Given request: Could you print every record below exactly as it appears?

Data listing:

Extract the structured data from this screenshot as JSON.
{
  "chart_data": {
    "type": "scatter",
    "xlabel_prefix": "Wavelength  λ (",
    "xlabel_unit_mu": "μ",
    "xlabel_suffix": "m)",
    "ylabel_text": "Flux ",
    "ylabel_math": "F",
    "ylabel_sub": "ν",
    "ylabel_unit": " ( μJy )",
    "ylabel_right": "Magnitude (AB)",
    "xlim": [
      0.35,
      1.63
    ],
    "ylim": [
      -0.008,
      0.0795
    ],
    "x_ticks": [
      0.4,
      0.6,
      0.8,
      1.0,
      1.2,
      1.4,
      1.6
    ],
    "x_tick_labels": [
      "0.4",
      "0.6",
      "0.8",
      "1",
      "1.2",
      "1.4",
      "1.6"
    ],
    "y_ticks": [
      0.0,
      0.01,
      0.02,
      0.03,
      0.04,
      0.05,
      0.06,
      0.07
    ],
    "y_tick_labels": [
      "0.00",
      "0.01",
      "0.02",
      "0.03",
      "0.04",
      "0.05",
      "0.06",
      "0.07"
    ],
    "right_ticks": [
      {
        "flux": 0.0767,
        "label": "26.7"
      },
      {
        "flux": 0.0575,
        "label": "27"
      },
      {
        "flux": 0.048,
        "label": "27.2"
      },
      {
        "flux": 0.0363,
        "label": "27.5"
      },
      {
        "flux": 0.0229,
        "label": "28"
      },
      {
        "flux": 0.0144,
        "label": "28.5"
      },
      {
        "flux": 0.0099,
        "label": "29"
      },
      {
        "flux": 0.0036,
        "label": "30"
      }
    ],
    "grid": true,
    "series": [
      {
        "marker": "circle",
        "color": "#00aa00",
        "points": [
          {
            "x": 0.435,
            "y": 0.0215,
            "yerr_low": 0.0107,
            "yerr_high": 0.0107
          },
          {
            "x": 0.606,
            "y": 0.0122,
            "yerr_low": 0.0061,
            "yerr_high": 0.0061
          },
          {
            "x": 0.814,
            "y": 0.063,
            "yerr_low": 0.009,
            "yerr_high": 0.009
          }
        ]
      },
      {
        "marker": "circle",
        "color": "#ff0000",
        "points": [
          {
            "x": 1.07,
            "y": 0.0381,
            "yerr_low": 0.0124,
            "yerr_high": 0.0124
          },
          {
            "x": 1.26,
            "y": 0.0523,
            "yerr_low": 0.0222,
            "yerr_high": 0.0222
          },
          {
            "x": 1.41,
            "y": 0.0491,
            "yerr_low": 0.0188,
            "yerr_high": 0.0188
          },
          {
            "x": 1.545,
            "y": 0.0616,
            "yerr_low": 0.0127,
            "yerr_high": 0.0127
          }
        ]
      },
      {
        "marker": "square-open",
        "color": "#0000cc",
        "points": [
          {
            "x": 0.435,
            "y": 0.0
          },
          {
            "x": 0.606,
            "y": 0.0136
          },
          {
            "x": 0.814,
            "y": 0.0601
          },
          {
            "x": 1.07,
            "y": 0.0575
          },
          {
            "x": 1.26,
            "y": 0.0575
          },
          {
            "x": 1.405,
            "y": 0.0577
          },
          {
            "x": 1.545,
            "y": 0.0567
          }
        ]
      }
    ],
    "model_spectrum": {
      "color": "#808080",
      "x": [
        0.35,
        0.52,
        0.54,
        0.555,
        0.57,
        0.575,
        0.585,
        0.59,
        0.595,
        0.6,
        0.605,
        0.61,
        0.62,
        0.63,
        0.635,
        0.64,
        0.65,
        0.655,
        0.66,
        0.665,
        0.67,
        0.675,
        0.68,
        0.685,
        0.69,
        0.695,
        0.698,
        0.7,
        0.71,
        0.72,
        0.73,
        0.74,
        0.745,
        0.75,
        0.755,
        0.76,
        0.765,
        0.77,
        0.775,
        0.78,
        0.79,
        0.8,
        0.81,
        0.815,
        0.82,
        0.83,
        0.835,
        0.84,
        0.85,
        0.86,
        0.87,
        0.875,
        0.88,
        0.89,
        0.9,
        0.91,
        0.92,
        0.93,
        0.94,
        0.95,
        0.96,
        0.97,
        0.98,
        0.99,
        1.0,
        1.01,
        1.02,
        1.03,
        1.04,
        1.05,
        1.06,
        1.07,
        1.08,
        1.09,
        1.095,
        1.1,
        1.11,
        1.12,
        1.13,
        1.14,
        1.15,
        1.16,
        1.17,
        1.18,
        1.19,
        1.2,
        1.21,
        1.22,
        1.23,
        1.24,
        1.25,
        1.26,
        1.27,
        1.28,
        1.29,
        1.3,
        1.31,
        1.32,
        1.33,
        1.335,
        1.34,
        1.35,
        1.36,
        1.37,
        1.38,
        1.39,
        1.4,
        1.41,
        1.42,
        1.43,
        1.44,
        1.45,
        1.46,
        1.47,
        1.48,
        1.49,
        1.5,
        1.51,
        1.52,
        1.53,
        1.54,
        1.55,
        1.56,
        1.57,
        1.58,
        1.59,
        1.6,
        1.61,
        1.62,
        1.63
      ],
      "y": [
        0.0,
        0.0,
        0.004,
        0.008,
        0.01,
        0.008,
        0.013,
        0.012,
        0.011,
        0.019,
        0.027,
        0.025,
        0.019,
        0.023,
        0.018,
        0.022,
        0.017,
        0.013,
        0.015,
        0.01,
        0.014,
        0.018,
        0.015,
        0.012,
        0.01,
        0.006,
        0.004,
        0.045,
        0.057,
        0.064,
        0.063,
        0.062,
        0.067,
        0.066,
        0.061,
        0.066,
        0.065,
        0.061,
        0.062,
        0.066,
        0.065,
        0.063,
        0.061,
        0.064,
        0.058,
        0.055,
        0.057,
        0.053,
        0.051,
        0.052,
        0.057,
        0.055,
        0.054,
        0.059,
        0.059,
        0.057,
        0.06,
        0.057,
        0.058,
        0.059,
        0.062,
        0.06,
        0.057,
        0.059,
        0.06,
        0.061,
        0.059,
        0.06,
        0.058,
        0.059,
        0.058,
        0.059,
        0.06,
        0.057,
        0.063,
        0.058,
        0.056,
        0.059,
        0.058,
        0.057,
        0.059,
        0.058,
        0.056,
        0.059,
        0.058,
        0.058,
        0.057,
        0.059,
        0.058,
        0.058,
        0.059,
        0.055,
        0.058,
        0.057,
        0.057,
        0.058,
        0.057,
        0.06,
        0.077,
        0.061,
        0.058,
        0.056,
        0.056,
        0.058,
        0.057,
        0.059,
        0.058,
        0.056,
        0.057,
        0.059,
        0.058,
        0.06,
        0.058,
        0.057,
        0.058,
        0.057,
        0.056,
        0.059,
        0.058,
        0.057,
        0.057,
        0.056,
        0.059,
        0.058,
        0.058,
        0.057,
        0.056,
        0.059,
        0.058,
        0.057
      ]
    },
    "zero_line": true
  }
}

The reply:
Extract the structured data from this screenshot as JSON.
{
  "chart_data": {
    "type": "scatter",
    "xlabel_prefix": "Wavelength  λ (",
    "xlabel_unit_mu": "μ",
    "xlabel_suffix": "m)",
    "ylabel_text": "Flux ",
    "ylabel_math": "F",
    "ylabel_sub": "ν",
    "ylabel_unit": " ( μJy )",
    "ylabel_right": "Magnitude (AB)",
    "xlim": [
      0.35,
      1.63
    ],
    "ylim": [
      -0.008,
      0.0795
    ],
    "x_ticks": [
      0.4,
      0.6,
      0.8,
      1.0,
      1.2,
      1.4,
      1.6
    ],
    "x_tick_labels": [
      "0.4",
      "0.6",
      "0.8",
      "1",
      "1.2",
      "1.4",
      "1.6"
    ],
    "y_ticks": [
      0.0,
      0.01,
      0.02,
      0.03,
      0.04,
      0.05,
      0.06,
      0.07
    ],
    "y_tick_labels": [
      "0.00",
      "0.01",
      "0.02",
      "0.03",
      "0.04",
      "0.05",
      "0.06",
      "0.07"
    ],
    "right_ticks": [
      {
        "flux": 0.0767,
        "label": "26.7"
      },
      {
        "flux": 0.0575,
        "label": "27"
      },
      {
        "flux": 0.048,
        "label": "27.2"
      },
      {
        "flux": 0.0363,
        "label": "27.5"
      },
      {
        "flux": 0.0229,
        "label": "28"
      },
      {
        "flux": 0.0144,
        "label": "28.5"
      },
      {
        "flux": 0.0099,
        "label": "29"
      },
      {
        "flux": 0.0036,
        "label": "30"
      }
    ],
    "grid": true,
    "series": [
      {
        "marker": "circle",
        "color": "#00aa00",
        "points": [
          {
            "x": 0.435,
            "y": 0.0215,
            "yerr_low": 0.0107,
            "yerr_high": 0.0107
          },
          {
            "x": 0.606,
            "y": 0.0122,
            "yerr_low": 0.0061,
            "yerr_high": 0.0061
          },
          {
            "x": 0.814,
            "y": 0.063,
            "yerr_low": 0.009,
            "yerr_high": 0.009
          }
        ]
      },
      {
        "marker": "circle",
        "color": "#ff0000",
        "points": [
          {
            "x": 1.07,
            "y": 0.0381,
            "yerr_low": 0.0124,
            "yerr_high": 0.0124
          },
          {
            "x": 1.26,
            "y": 0.0523,
            "yerr_low": 0.0222,
            "yerr_high": 0.0222
          },
          {
            "x": 1.41,
            "y": 0.0491,
            "yerr_low": 0.0188,
            "yerr_high": 0.0188
          },
          {
            "x": 1.545,
            "y": 0.0616,
            "yerr_low": 0.0127,
            "yerr_high": 0.0127
          }
        ]
      },
      {
        "marker": "square-open",
        "color": "#0000cc",
        "points": [
          {
            "x": 0.435,
            "y": 0.0
          },
          {
            "x": 0.606,
            "y": 0.0136
          },
          {
            "x": 0.814,
            "y": 0.0601
          },
          {
            "x": 1.07,
            "y": 0.0575
          },
          {
            "x": 1.26,
            "y": 0.0575
          },
          {
            "x": 1.405,
            "y": 0.0577
          },
          {
            "x": 1.545,
            "y": 0.0567
          }
        ]
      }
    ],
    "model_spectrum": {
      "color": "#808080",
      "x": [
        0.35,
        0.52,
        0.54,
        0.555,
        0.57,
        0.575,
        0.585,
        0.59,
        0.595,
        0.6,
        0.605,
        0.61,
        0.62,
        0.63,
        0.635,
        0.64,
        0.65,
        0.655,
        0.66,
        0.665,
        0.67,
        0.675,
        0.68,
        0.685,
        0.69,
        0.695,
        0.698,
        0.7,
        0.71,
        0.72,
        0.73,
        0.74,
        0.745,
        0.75,
        0.755,
        0.76,
        0.765,
        0.77,
        0.775,
        0.78,
        0.79,
        0.8,
        0.81,
        0.815,
        0.82,
        0.83,
        0.835,
        0.84,
        0.85,
        0.86,
        0.87,
        0.875,
        0.88,
        0.89,
        0.9,
        0.91,
        0.92,
        0.93,
        0.94,
        0.95,
        0.96,
        0.97,
        0.98,
        0.99,
        1.0,
        1.01,
        1.02,
        1.03,
        1.04,
        1.05,
        1.06,
        1.07,
        1.08,
        1.09,
        1.095,
        1.1,
        1.11,
        1.12,
        1.13,
        1.14,
        1.15,
        1.16,
        1.17,
        1.18,
        1.19,
        1.2,
        1.21,
        1.22,
        1.23,
        1.24,
        1.25,
        1.26,
        1.27,
        1.28,
        1.29,
        1.3,
        1.31,
        1.32,
        1.33,
        1.335,
        1.34,
        1.35,
        1.36,
        1.37,
        1.38,
        1.39,
        1.4,
        1.41,
        1.42,
        1.43,
        1.44,
        1.45,
        1.46,
        1.47,
        1.48,
        1.49,
        1.5,
        1.51,
        1.52,
        1.53,
        1.54,
        1.55,
        1.56,
        1.57,
        1.58,
        1.59,
        1.6,
        1.61,
        1.62,
        1.63
      ],
      "y": [
        0.0,
        0.0,
        0.004,
        0.008,
        0.01,
        0.008,
        0.013,
        0.012,
        0.011,
        0.019,
        0.027,
        0.025,
        0.019,
        0.023,
        0.018,
        0.022,
        0.017,
        0.013,
        0.015,
        0.01,
        0.014,
        0.018,
        0.015,
        0.012,
        0.01,
        0.006,
        0.004,
        0.045,
        0.057,
        0.064,
        0.063,
        0.062,
        0.067,
        0.066,
        0.061,
        0.066,
        0.065,
        0.061,
        0.062,
        0.066,
        0.065,
        0.063,
        0.061,
        0.064,
        0.058,
        0.055,
        0.057,
        0.053,
        0.051,
        0.052,
        0.057,
        0.055,
        0.054,
        0.059,
        0.059,
        0.057,
        0.06,
        0.057,
        0.058,
        0.059,
        0.062,
        0.06,
        0.057,
        0.059,
        0.06,
        0.061,
        0.059,
        0.06,
        0.058,
        0.059,
        0.058,
        0.059,
        0.06,
        0.057,
        0.063,
        0.058,
        0.056,
        0.059,
        0.058,
        0.057,
        0.059,
        0.058,
        0.056,
        0.059,
        0.058,
        0.058,
        0.057,
        0.059,
        0.058,
        0.058,
        0.059,
        0.055,
        0.058,
        0.057,
        0.057,
        0.058,
        0.057,
        0.06,
        0.077,
        0.061,
        0.058,
        0.056,
        0.056,
        0.058,
        0.057,
        0.059,
        0.058,
        0.056,
        0.057,
        0.059,
        0.058,
        0.06,
        0.058,
        0.057,
        0.058,
        0.057,
        0.056,
        0.059,
        0.058,
        0.057,
        0.057,
        0.056,
        0.059,
        0.058,
        0.058,
        0.057,
        0.056,
        0.059,
        0.058,
        0.057
      ]
    },
    "zero_line": true
  }
}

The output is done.